• _Entries supplied_:
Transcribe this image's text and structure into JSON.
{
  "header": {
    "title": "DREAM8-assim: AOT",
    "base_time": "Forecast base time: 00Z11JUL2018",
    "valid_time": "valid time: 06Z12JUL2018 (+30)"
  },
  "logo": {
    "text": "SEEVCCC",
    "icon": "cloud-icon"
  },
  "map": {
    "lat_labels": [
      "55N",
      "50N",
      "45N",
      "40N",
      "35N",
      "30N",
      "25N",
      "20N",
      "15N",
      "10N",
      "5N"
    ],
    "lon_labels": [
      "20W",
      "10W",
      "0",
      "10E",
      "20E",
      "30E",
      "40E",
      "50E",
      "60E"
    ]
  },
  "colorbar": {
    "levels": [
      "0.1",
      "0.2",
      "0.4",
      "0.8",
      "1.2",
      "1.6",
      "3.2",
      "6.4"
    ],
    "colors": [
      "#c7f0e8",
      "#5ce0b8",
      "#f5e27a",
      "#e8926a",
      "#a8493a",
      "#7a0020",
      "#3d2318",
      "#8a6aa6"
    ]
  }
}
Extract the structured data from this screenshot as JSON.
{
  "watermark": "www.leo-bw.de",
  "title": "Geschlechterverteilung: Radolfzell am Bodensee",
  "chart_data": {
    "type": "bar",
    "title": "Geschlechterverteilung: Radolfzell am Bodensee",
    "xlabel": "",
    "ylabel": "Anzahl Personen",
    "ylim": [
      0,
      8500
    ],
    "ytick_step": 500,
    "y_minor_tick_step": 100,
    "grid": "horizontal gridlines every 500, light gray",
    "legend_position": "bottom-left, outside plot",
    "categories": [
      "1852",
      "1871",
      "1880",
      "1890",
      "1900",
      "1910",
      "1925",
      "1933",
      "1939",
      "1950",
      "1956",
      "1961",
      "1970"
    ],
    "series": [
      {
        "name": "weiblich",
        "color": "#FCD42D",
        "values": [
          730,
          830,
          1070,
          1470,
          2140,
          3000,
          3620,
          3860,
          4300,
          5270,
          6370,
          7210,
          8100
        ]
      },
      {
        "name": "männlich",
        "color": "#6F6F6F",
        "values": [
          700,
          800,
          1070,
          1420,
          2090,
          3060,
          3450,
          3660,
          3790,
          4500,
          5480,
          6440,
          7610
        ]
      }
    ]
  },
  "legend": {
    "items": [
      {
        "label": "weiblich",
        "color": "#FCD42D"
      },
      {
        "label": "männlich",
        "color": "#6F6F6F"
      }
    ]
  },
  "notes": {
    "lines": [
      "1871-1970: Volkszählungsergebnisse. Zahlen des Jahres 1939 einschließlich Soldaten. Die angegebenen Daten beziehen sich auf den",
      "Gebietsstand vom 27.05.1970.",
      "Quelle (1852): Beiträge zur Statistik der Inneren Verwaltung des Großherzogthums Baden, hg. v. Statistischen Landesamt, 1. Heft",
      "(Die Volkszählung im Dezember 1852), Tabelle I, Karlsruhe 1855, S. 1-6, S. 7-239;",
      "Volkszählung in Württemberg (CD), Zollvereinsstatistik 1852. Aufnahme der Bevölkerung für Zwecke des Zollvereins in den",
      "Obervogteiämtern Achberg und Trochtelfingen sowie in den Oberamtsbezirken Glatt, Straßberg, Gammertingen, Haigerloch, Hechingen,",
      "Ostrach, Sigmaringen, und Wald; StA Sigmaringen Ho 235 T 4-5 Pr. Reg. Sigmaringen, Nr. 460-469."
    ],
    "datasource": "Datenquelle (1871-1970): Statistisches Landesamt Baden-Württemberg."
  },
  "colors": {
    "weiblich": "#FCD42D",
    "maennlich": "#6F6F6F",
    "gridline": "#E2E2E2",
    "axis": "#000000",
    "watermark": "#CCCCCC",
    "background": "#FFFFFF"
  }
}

• _What this task involves_: Find how many lines include the string "JSON" and report that number alone.

• _Finished answer_: 2